Can someone :help me? - Watabou
http://ajh17.github.io/2014/05/25/can-someone-help-me/index.html
======
tikhonj
If you're curious, Emacs does all this—and more—with various C-h commands. If
you want to see a full list of these, start with

    
    
        C-h ?
    

Here are my favorites:

If you want to see a specific keybinding, like checking what C-w is bound to:

    
    
        C-h k C-w
    

If you want to see the documentation for a function:

    
    
        C-h f function-name
    

If you want to see details about your current mode:

    
    
        C-h m
    

This is incredibly useful because it lists all the mode-specific keybindings.
That's how I learn how to use new modes!

If you want to see or interact with a variable:

    
    
        C-h v
    

If you want to see _something_ where you remember just part of the name:

    
    
        C-h a *regexp*
    

(a stands for "apropos")

————

• **Instructions for the task**
Reproduce the Emacs help commands text, starting at the words "If you want to see details" and stopping after "the mode-specific keybindings.", but change "incredibly" to "really".

• **Data section**

————

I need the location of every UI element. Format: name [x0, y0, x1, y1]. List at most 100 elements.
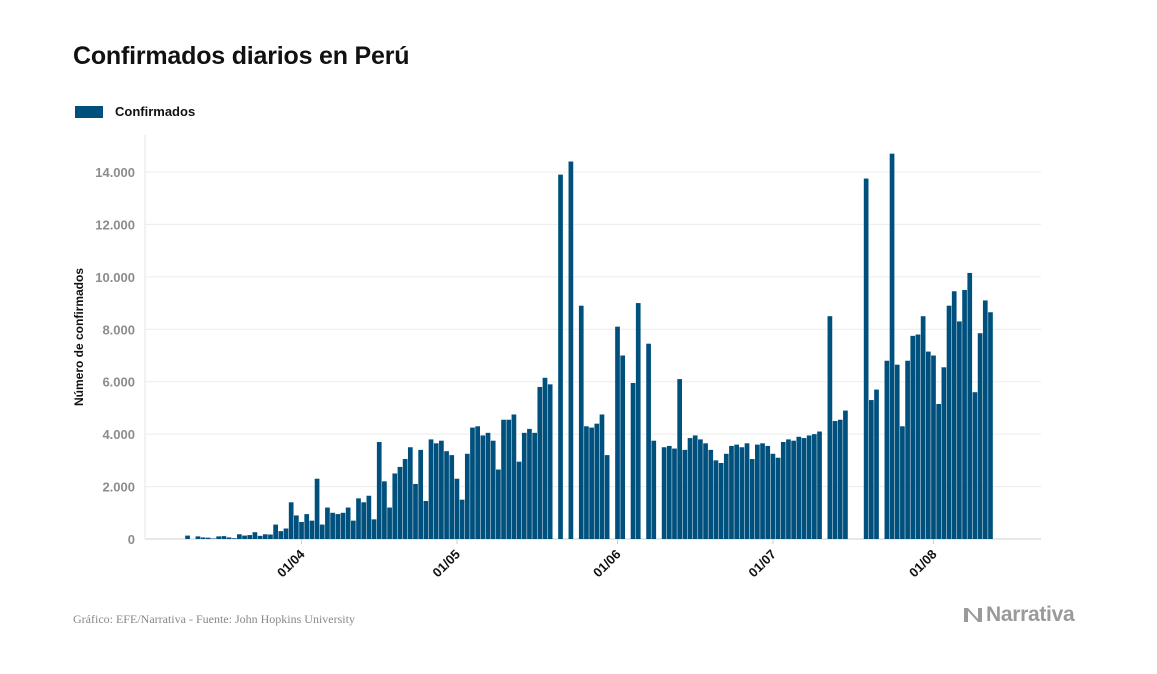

————

• **Finished task**
If you want to see details about your current mode:

    
    
        C-h m
    

This is really useful because it lists all the mode-specific keybindings.